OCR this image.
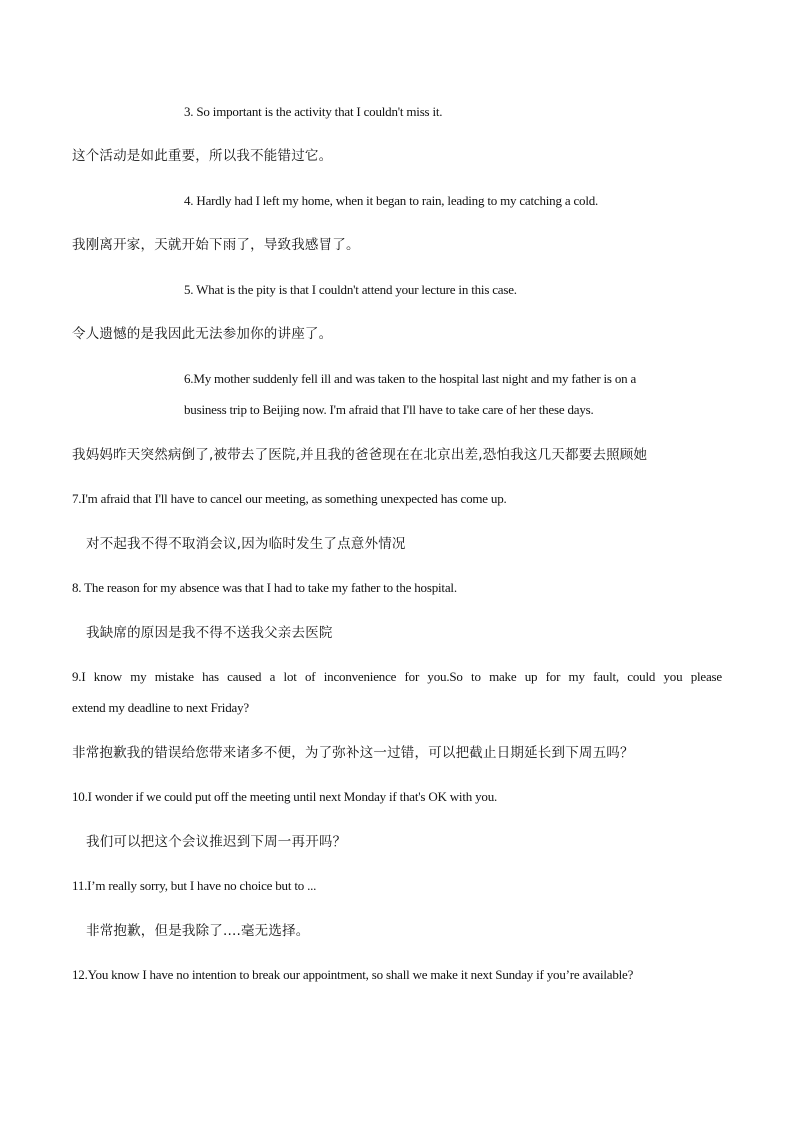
3. So important is the activity that I couldn't miss it.
这个活动是如此重要，所以我不能错过它。
4. Hardly had I left my home, when it began to rain, leading to my catching a cold.
我刚离开家，天就开始下雨了，导致我感冒了。
5. What is the pity is that I couldn't attend your lecture in this case.
令人遗憾的是我因此无法参加你的讲座了。
6.My mother suddenly fell ill and was taken to the hospital last night and my father is on a
business trip to Beijing now. I'm afraid that I'll have to take care of her these days.
我妈妈昨天突然病倒了,被带去了医院,并且我的爸爸现在在北京出差,恐怕我这几天都要去照顾她
7.I'm afraid that I'll have to cancel our meeting, as something unexpected has come up.
对不起我不得不取消会议,因为临时发生了点意外情况
8. The reason for my absence was that I had to take my father to the hospital.
我缺席的原因是我不得不送我父亲去医院
9.I know my mistake has caused a lot of inconvenience for you.So to make up for my fault, could you please
extend my deadline to next Friday?
非常抱歉我的错误给您带来诸多不便，为了弥补这一过错，可以把截止日期延长到下周五吗？
10.I wonder if we could put off the meeting until next Monday if that's OK with you.
我们可以把这个会议推迟到下周一再开吗？
11.I’m really sorry, but I have no choice but to ...
非常抱歉，但是我除了....毫无选择。
12.You know I have no intention to break our appointment, so shall we make it next Sunday if you’re available?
#####
WORK TO DO> Return every line holding the word "father" from the records.

ANSWER TO THE TASK>
6.My mother suddenly fell ill and was taken to the hospital last night and my father is on a
8. The reason for my absence was that I had to take my father to the hospital.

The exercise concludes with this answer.